=== Task to complete ===
Copy out every record below with complete accuracy.

=== The records ===
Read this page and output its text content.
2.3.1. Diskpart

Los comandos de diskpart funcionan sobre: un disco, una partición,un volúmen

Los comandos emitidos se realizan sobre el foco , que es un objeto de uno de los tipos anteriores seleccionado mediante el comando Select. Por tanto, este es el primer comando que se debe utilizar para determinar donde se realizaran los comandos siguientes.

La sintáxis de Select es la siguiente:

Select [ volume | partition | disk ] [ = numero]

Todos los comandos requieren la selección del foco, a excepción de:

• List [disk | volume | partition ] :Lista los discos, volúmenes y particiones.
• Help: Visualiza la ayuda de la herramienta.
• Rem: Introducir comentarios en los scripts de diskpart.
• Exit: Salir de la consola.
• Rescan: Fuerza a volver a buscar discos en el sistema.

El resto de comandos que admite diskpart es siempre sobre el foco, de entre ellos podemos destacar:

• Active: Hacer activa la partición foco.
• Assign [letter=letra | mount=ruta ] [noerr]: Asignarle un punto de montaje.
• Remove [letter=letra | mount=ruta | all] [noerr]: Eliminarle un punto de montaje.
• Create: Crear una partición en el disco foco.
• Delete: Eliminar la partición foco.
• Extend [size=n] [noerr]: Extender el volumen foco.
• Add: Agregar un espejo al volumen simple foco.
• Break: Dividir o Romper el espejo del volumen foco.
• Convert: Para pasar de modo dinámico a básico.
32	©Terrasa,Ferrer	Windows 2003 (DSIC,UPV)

=== Complete response ===
Read this page and output its text content.
2.3.1. Diskpart

Los comandos de diskpart funcionan sobre: un disco, una partición,un volúmen

Los comandos emitidos se realizan sobre el foco , que es un objeto de uno de los tipos anteriores seleccionado mediante el comando Select. Por tanto, este es el primer comando que se debe utilizar para determinar donde se realizaran los comandos siguientes.

La sintáxis de Select es la siguiente:

Select [ volume | partition | disk ] [ = numero]

Todos los comandos requieren la selección del foco, a excepción de:

• List [disk | volume | partition ] :Lista los discos, volúmenes y particiones.
• Help: Visualiza la ayuda de la herramienta.
• Rem: Introducir comentarios en los scripts de diskpart.
• Exit: Salir de la consola.
• Rescan: Fuerza a volver a buscar discos en el sistema.

El resto de comandos que admite diskpart es siempre sobre el foco, de entre ellos podemos destacar:

• Active: Hacer activa la partición foco.
• Assign [letter=letra | mount=ruta ] [noerr]: Asignarle un punto de montaje.
• Remove [letter=letra | mount=ruta | all] [noerr]: Eliminarle un punto de montaje.
• Create: Crear una partición en el disco foco.
• Delete: Eliminar la partición foco.
• Extend [size=n] [noerr]: Extender el volumen foco.
• Add: Agregar un espejo al volumen simple foco.
• Break: Dividir o Romper el espejo del volumen foco.
• Convert: Para pasar de modo dinámico a básico.
32	©Terrasa,Ferrer	Windows 2003 (DSIC,UPV)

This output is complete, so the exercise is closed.